━━━━━ Data entries

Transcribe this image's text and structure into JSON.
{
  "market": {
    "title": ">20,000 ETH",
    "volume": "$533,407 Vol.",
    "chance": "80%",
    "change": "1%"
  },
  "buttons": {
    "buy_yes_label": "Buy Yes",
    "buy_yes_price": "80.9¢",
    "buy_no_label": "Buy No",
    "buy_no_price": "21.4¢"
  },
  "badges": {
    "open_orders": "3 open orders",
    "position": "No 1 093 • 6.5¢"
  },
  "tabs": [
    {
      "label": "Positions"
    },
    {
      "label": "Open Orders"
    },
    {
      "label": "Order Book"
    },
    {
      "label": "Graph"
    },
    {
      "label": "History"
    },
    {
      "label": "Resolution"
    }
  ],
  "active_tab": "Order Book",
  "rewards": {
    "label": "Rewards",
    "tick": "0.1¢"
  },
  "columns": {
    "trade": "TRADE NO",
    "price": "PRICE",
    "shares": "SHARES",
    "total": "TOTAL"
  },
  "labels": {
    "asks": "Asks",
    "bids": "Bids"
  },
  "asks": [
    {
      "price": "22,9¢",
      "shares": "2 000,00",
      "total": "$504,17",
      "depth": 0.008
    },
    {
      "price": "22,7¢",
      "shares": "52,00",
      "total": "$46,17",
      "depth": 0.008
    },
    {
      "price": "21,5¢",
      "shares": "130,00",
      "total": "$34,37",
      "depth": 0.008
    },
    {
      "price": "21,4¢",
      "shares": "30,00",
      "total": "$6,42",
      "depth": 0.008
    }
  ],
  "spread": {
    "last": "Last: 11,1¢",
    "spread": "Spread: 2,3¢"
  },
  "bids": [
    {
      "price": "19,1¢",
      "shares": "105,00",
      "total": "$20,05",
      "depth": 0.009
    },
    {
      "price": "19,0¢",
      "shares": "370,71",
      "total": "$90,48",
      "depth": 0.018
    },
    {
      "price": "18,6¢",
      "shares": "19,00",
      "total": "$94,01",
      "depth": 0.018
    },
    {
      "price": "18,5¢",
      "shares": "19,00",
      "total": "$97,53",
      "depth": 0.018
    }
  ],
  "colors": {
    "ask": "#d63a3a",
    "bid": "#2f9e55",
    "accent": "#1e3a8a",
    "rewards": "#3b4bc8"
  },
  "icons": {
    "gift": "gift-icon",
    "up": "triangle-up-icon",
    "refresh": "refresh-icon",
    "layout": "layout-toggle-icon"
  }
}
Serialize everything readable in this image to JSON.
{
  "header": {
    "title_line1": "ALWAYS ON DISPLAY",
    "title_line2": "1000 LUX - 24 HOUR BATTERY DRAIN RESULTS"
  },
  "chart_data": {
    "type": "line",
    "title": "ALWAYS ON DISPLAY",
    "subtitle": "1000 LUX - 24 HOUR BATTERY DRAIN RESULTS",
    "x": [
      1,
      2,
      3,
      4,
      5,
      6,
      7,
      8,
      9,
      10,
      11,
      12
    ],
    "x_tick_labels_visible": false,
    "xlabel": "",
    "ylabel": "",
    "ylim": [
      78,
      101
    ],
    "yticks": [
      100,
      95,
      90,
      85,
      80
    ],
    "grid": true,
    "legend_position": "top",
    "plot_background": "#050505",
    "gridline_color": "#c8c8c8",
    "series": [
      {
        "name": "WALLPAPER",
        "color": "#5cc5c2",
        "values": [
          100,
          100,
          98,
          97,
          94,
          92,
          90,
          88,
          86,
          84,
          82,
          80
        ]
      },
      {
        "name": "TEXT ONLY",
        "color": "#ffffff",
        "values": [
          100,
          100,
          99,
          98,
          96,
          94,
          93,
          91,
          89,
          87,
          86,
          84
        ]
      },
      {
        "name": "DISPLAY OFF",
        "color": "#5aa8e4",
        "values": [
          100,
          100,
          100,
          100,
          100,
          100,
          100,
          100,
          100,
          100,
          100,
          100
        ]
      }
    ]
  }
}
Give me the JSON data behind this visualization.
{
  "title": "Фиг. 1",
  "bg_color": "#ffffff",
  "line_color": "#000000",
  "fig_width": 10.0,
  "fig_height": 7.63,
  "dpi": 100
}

━━━━━━━━━━

> Exercise instructions: Only the lines from the one containing "Give me the" through the end of the material should be reproduced, exactly, with both ends included.

> Task answer:
Give me the JSON data behind this visualization.
{
  "title": "Фиг. 1",
  "bg_color": "#ffffff",
  "line_color": "#000000",
  "fig_width": 10.0,
  "fig_height": 7.63,
  "dpi": 100
}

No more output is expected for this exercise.